[Stored entries]
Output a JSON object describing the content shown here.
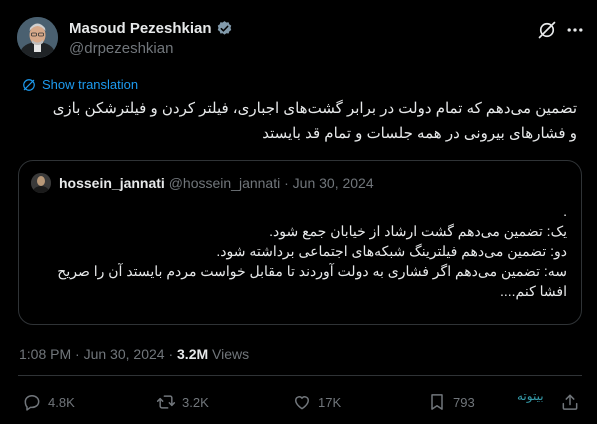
{
  "author": {
    "name": "Masoud Pezeshkian",
    "handle": "@drpezeshkian",
    "verified_color": "#829aab"
  },
  "header_icons": [
    "grok-icon",
    "more-icon"
  ],
  "translate_label": "Show translation",
  "tweet_text_lines": [
    "تضمین می‌دهم که تمام دولت در برابر  گشت‌های اجباری، فیلتر کردن و فیلترشکن بازی",
    "و فشارهای بیرونی در همه جلسات و تمام قد بایستد"
  ],
  "quote": {
    "name": "hossein_jannati",
    "handle": "@hossein_jannati",
    "separator": "·",
    "date": "Jun 30, 2024",
    "body_lines": [
      ".",
      "یک: تضمین می‌دهم گشت ارشاد از خیابان جمع شود.",
      "دو: تضمین می‌دهم فیلترینگ شبکه‌های اجتماعی برداشته شود.",
      "سه: تضمین می‌دهم اگر فشاری به دولت آوردند تا مقابل خواست مردم بایستد آن را صریح",
      "افشا کنم...."
    ]
  },
  "meta": {
    "time": "1:08 PM",
    "sep1": "·",
    "date": "Jun 30, 2024",
    "sep2": "·",
    "views_count": "3.2M",
    "views_label": "Views"
  },
  "actions": {
    "replies": "4.8K",
    "reposts": "3.2K",
    "likes": "17K",
    "bookmarks": "793"
  },
  "watermark": "بیتوته",
  "colors": {
    "background": "#000000",
    "text": "#e7e9ea",
    "secondary": "#71767b",
    "accent": "#1d9bf0",
    "border": "#2f3336"
  }
}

## WORK INSTRUCTIONS
Copy the listing exactly. Any image in it stays out of the copy.

## FINISHED EXERCISE
Output a JSON object describing the content shown here.
{
  "author": {
    "name": "Masoud Pezeshkian",
    "handle": "@drpezeshkian",
    "verified_color": "#829aab"
  },
  "header_icons": [
    "grok-icon",
    "more-icon"
  ],
  "translate_label": "Show translation",
  "tweet_text_lines": [
    "تضمین می‌دهم که تمام دولت در برابر  گشت‌های اجباری، فیلتر کردن و فیلترشکن بازی",
    "و فشارهای بیرونی در همه جلسات و تمام قد بایستد"
  ],
  "quote": {
    "name": "hossein_jannati",
    "handle": "@hossein_jannati",
    "separator": "·",
    "date": "Jun 30, 2024",
    "body_lines": [
      ".",
      "یک: تضمین می‌دهم گشت ارشاد از خیابان جمع شود.",
      "دو: تضمین می‌دهم فیلترینگ شبکه‌های اجتماعی برداشته شود.",
      "سه: تضمین می‌دهم اگر فشاری به دولت آوردند تا مقابل خواست مردم بایستد آن را صریح",
      "افشا کنم...."
    ]
  },
  "meta": {
    "time": "1:08 PM",
    "sep1": "·",
    "date": "Jun 30, 2024",
    "sep2": "·",
    "views_count": "3.2M",
    "views_label": "Views"
  },
  "actions": {
    "replies": "4.8K",
    "reposts": "3.2K",
    "likes": "17K",
    "bookmarks": "793"
  },
  "watermark": "بیتوته",
  "colors": {
    "background": "#000000",
    "text": "#e7e9ea",
    "secondary": "#71767b",
    "accent": "#1d9bf0",
    "border": "#2f3336"
  }
}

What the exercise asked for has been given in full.